● The task: Please give the data below again in full, exactly as it stands.

● Supplied data:
━━━━

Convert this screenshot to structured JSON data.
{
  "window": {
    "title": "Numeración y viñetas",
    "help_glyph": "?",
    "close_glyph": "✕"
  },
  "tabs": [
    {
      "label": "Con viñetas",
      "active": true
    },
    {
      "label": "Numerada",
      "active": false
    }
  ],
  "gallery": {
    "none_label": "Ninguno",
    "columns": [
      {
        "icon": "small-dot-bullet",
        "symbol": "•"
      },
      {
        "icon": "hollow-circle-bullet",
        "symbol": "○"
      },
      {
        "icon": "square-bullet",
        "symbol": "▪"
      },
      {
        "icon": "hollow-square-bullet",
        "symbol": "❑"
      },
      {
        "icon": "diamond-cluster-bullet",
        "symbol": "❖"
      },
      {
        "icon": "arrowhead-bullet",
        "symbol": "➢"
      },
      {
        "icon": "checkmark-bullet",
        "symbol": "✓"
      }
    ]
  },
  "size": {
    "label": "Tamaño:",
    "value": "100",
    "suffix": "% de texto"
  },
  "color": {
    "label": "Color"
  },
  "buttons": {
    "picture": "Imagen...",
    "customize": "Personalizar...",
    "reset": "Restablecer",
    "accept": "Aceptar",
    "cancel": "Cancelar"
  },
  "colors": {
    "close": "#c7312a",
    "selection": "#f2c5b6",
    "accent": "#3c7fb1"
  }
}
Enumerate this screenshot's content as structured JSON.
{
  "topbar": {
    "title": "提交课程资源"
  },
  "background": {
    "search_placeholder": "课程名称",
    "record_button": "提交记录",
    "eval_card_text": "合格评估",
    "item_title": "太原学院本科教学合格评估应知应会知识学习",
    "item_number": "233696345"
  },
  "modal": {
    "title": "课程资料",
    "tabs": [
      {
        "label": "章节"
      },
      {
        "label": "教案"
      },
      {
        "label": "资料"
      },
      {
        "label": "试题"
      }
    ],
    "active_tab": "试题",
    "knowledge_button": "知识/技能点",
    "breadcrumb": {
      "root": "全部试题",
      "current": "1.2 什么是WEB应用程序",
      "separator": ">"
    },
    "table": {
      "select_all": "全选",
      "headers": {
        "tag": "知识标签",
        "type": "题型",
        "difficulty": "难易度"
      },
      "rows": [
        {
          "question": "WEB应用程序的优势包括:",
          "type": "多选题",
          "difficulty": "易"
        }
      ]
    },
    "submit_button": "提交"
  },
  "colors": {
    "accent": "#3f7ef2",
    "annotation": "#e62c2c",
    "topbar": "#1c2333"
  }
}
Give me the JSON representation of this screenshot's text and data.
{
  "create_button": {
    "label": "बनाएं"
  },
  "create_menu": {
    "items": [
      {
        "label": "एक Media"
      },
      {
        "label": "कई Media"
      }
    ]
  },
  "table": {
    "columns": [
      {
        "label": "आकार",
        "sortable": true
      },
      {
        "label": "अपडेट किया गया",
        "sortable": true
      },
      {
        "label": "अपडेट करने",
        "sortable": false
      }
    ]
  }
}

━━━━

● Exercise result:
Convert this screenshot to structured JSON data.
{
  "window": {
    "title": "Numeración y viñetas",
    "help_glyph": "?",
    "close_glyph": "✕"
  },
  "tabs": [
    {
      "label": "Con viñetas",
      "active": true
    },
    {
      "label": "Numerada",
      "active": false
    }
  ],
  "gallery": {
    "none_label": "Ninguno",
    "columns": [
      {
        "icon": "small-dot-bullet",
        "symbol": "•"
      },
      {
        "icon": "hollow-circle-bullet",
        "symbol": "○"
      },
      {
        "icon": "square-bullet",
        "symbol": "▪"
      },
      {
        "icon": "hollow-square-bullet",
        "symbol": "❑"
      },
      {
        "icon": "diamond-cluster-bullet",
        "symbol": "❖"
      },
      {
        "icon": "arrowhead-bullet",
        "symbol": "➢"
      },
      {
        "icon": "checkmark-bullet",
        "symbol": "✓"
      }
    ]
  },
  "size": {
    "label": "Tamaño:",
    "value": "100",
    "suffix": "% de texto"
  },
  "color": {
    "label": "Color"
  },
  "buttons": {
    "picture": "Imagen...",
    "customize": "Personalizar...",
    "reset": "Restablecer",
    "accept": "Aceptar",
    "cancel": "Cancelar"
  },
  "colors": {
    "close": "#c7312a",
    "selection": "#f2c5b6",
    "accent": "#3c7fb1"
  }
}
Enumerate this screenshot's content as structured JSON.
{
  "topbar": {
    "title": "提交课程资源"
  },
  "background": {
    "search_placeholder": "课程名称",
    "record_button": "提交记录",
    "eval_card_text": "合格评估",
    "item_title": "太原学院本科教学合格评估应知应会知识学习",
    "item_number": "233696345"
  },
  "modal": {
    "title": "课程资料",
    "tabs": [
      {
        "label": "章节"
      },
      {
        "label": "教案"
      },
      {
        "label": "资料"
      },
      {
        "label": "试题"
      }
    ],
    "active_tab": "试题",
    "knowledge_button": "知识/技能点",
    "breadcrumb": {
      "root": "全部试题",
      "current": "1.2 什么是WEB应用程序",
      "separator": ">"
    },
    "table": {
      "select_all": "全选",
      "headers": {
        "tag": "知识标签",
        "type": "题型",
        "difficulty": "难易度"
      },
      "rows": [
        {
          "question": "WEB应用程序的优势包括:",
          "type": "多选题",
          "difficulty": "易"
        }
      ]
    },
    "submit_button": "提交"
  },
  "colors": {
    "accent": "#3f7ef2",
    "annotation": "#e62c2c",
    "topbar": "#1c2333"
  }
}
Give me the JSON representation of this screenshot's text and data.
{
  "create_button": {
    "label": "बनाएं"
  },
  "create_menu": {
    "items": [
      {
        "label": "एक Media"
      },
      {
        "label": "कई Media"
      }
    ]
  },
  "table": {
    "columns": [
      {
        "label": "आकार",
        "sortable": true
      },
      {
        "label": "अपडेट किया गया",
        "sortable": true
      },
      {
        "label": "अपडेट करने",
        "sortable": false
      }
    ]
  }
}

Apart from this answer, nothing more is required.